→ **INSTRUCTIONS FOR THE TASK**
Leave out the pictures and copy every record exactly.

→ **RECORDED INFORMATION**
════════════════════

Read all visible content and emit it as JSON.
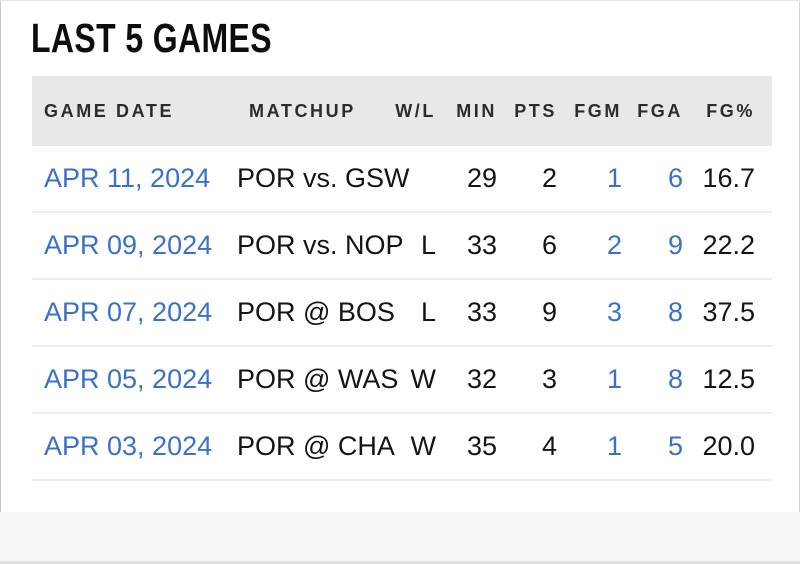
{
  "page": {
    "title": "LAST 5 GAMES"
  },
  "colors": {
    "link_blue": "#3b70c9",
    "header_bg": "#e7e8ea",
    "text_dark": "#141414",
    "divider": "#ededef",
    "footer_bg": "#f6f6f7"
  },
  "table": {
    "columns": [
      {
        "key": "date",
        "label": "GAME DATE"
      },
      {
        "key": "matchup",
        "label": "MATCHUP"
      },
      {
        "key": "wl",
        "label": "W/L"
      },
      {
        "key": "min",
        "label": "MIN"
      },
      {
        "key": "pts",
        "label": "PTS"
      },
      {
        "key": "fgm",
        "label": "FGM"
      },
      {
        "key": "fga",
        "label": "FGA"
      },
      {
        "key": "fgpct",
        "label": "FG%"
      }
    ],
    "rows": [
      {
        "date": "APR 11, 2024",
        "matchup": "POR vs. GSW",
        "wl": "",
        "min": "29",
        "pts": "2",
        "fgm": "1",
        "fga": "6",
        "fgpct": "16.7"
      },
      {
        "date": "APR 09, 2024",
        "matchup": "POR vs. NOP",
        "wl": "L",
        "min": "33",
        "pts": "6",
        "fgm": "2",
        "fga": "9",
        "fgpct": "22.2"
      },
      {
        "date": "APR 07, 2024",
        "matchup": "POR @ BOS",
        "wl": "L",
        "min": "33",
        "pts": "9",
        "fgm": "3",
        "fga": "8",
        "fgpct": "37.5"
      },
      {
        "date": "APR 05, 2024",
        "matchup": "POR @ WAS",
        "wl": "W",
        "min": "32",
        "pts": "3",
        "fgm": "1",
        "fga": "8",
        "fgpct": "12.5"
      },
      {
        "date": "APR 03, 2024",
        "matchup": "POR @ CHA",
        "wl": "W",
        "min": "35",
        "pts": "4",
        "fgm": "1",
        "fga": "5",
        "fgpct": "20.0"
      }
    ]
  }
}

════════════════════

→ **RESULT**
Read all visible content and emit it as JSON.
{
  "page": {
    "title": "LAST 5 GAMES"
  },
  "colors": {
    "link_blue": "#3b70c9",
    "header_bg": "#e7e8ea",
    "text_dark": "#141414",
    "divider": "#ededef",
    "footer_bg": "#f6f6f7"
  },
  "table": {
    "columns": [
      {
        "key": "date",
        "label": "GAME DATE"
      },
      {
        "key": "matchup",
        "label": "MATCHUP"
      },
      {
        "key": "wl",
        "label": "W/L"
      },
      {
        "key": "min",
        "label": "MIN"
      },
      {
        "key": "pts",
        "label": "PTS"
      },
      {
        "key": "fgm",
        "label": "FGM"
      },
      {
        "key": "fga",
        "label": "FGA"
      },
      {
        "key": "fgpct",
        "label": "FG%"
      }
    ],
    "rows": [
      {
        "date": "APR 11, 2024",
        "matchup": "POR vs. GSW",
        "wl": "",
        "min": "29",
        "pts": "2",
        "fgm": "1",
        "fga": "6",
        "fgpct": "16.7"
      },
      {
        "date": "APR 09, 2024",
        "matchup": "POR vs. NOP",
        "wl": "L",
        "min": "33",
        "pts": "6",
        "fgm": "2",
        "fga": "9",
        "fgpct": "22.2"
      },
      {
        "date": "APR 07, 2024",
        "matchup": "POR @ BOS",
        "wl": "L",
        "min": "33",
        "pts": "9",
        "fgm": "3",
        "fga": "8",
        "fgpct": "37.5"
      },
      {
        "date": "APR 05, 2024",
        "matchup": "POR @ WAS",
        "wl": "W",
        "min": "32",
        "pts": "3",
        "fgm": "1",
        "fga": "8",
        "fgpct": "12.5"
      },
      {
        "date": "APR 03, 2024",
        "matchup": "POR @ CHA",
        "wl": "W",
        "min": "35",
        "pts": "4",
        "fgm": "1",
        "fga": "5",
        "fgpct": "20.0"
      }
    ]
  }
}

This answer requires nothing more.